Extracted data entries

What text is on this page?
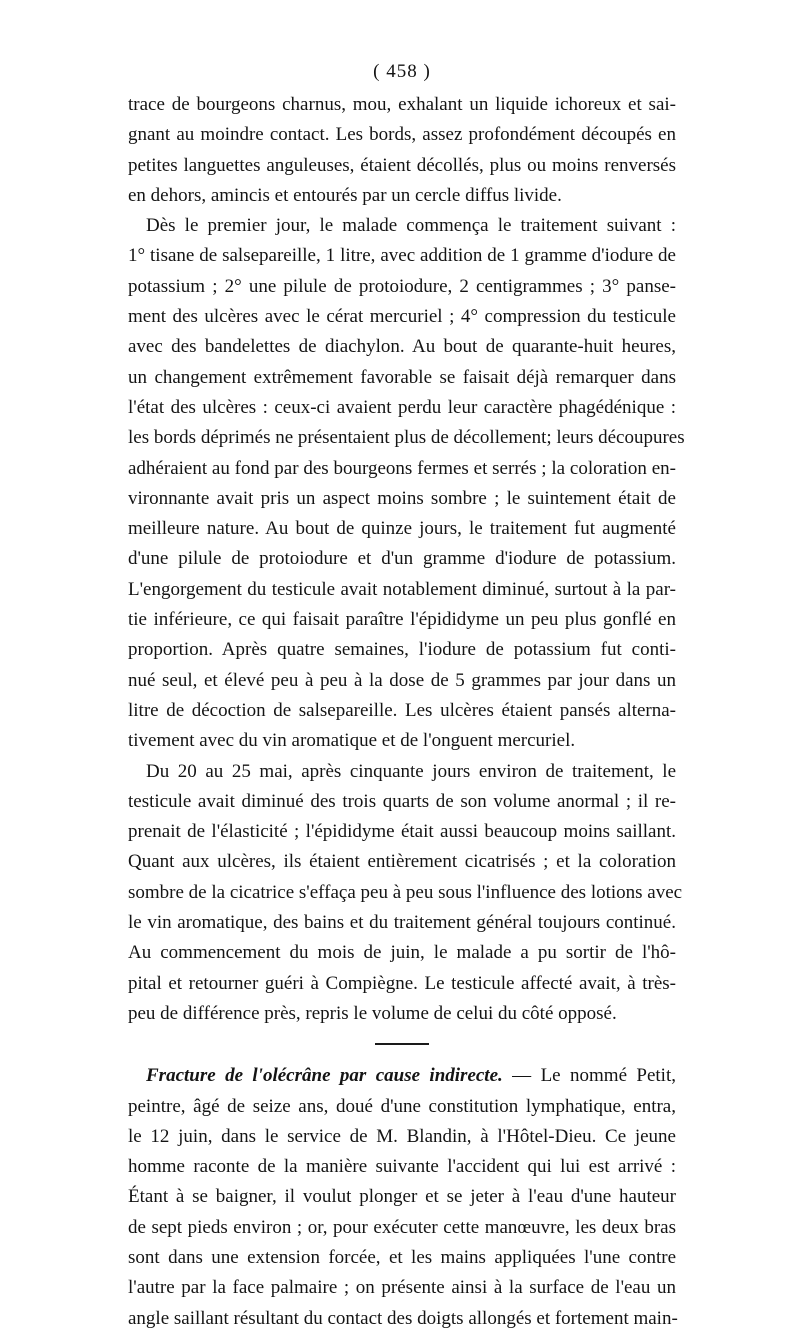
( 458 )
trace de bourgeons charnus, mou, exhalant un liquide ichoreux et sai-
gnant au moindre contact. Les bords, assez profondément découpés en
petites languettes anguleuses, étaient décollés, plus ou moins renversés
en dehors, amincis et entourés par un cercle diffus livide.
Dès le premier jour, le malade commença le traitement suivant :
1° tisane de salsepareille, 1 litre, avec addition de 1 gramme d'iodure de
potassium ; 2° une pilule de protoiodure, 2 centigrammes ; 3° panse-
ment des ulcères avec le cérat mercuriel ; 4° compression du testicule
avec des bandelettes de diachylon. Au bout de quarante-huit heures,
un changement extrêmement favorable se faisait déjà remarquer dans
l'état des ulcères : ceux-ci avaient perdu leur caractère phagédénique :
les bords déprimés ne présentaient plus de décollement; leurs découpures
adhéraient au fond par des bourgeons fermes et serrés ; la coloration en-
vironnante avait pris un aspect moins sombre ; le suintement était de
meilleure nature. Au bout de quinze jours, le traitement fut augmenté
d'une pilule de protoiodure et d'un gramme d'iodure de potassium.
L'engorgement du testicule avait notablement diminué, surtout à la par-
tie inférieure, ce qui faisait paraître l'épididyme un peu plus gonflé en
proportion. Après quatre semaines, l'iodure de potassium fut conti-
nué seul, et élevé peu à peu à la dose de 5 grammes par jour dans un
litre de décoction de salsepareille. Les ulcères étaient pansés alterna-
tivement avec du vin aromatique et de l'onguent mercuriel.
Du 20 au 25 mai, après cinquante jours environ de traitement, le
testicule avait diminué des trois quarts de son volume anormal ; il re-
prenait de l'élasticité ; l'épididyme était aussi beaucoup moins saillant.
Quant aux ulcères, ils étaient entièrement cicatrisés ; et la coloration
sombre de la cicatrice s'effaça peu à peu sous l'influence des lotions avec
le vin aromatique, des bains et du traitement général toujours continué.
Au commencement du mois de juin, le malade a pu sortir de l'hô-
pital et retourner guéri à Compiègne. Le testicule affecté avait, à très-
peu de différence près, repris le volume de celui du côté opposé.
Fracture de l'olécrâne par cause indirecte. — Le nommé Petit,
peintre, âgé de seize ans, doué d'une constitution lymphatique, entra,
le 12 juin, dans le service de M. Blandin, à l'Hôtel-Dieu. Ce jeune
homme raconte de la manière suivante l'accident qui lui est arrivé :
Étant à se baigner, il voulut plonger et se jeter à l'eau d'une hauteur
de sept pieds environ ; or, pour exécuter cette manœuvre, les deux bras
sont dans une extension forcée, et les mains appliquées l'une contre
l'autre par la face palmaire ; on présente ainsi à la surface de l'eau un
angle saillant résultant du contact des doigts allongés et fortement main-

**Stated task:** Report each line in the preceding entries that holds the string "plus".

**Task answer:**
petites languettes anguleuses, étaient décollés, plus ou moins renversés
les bords déprimés ne présentaient plus de décollement; leurs découpures
tie inférieure, ce qui faisait paraître l'épididyme un peu plus gonflé en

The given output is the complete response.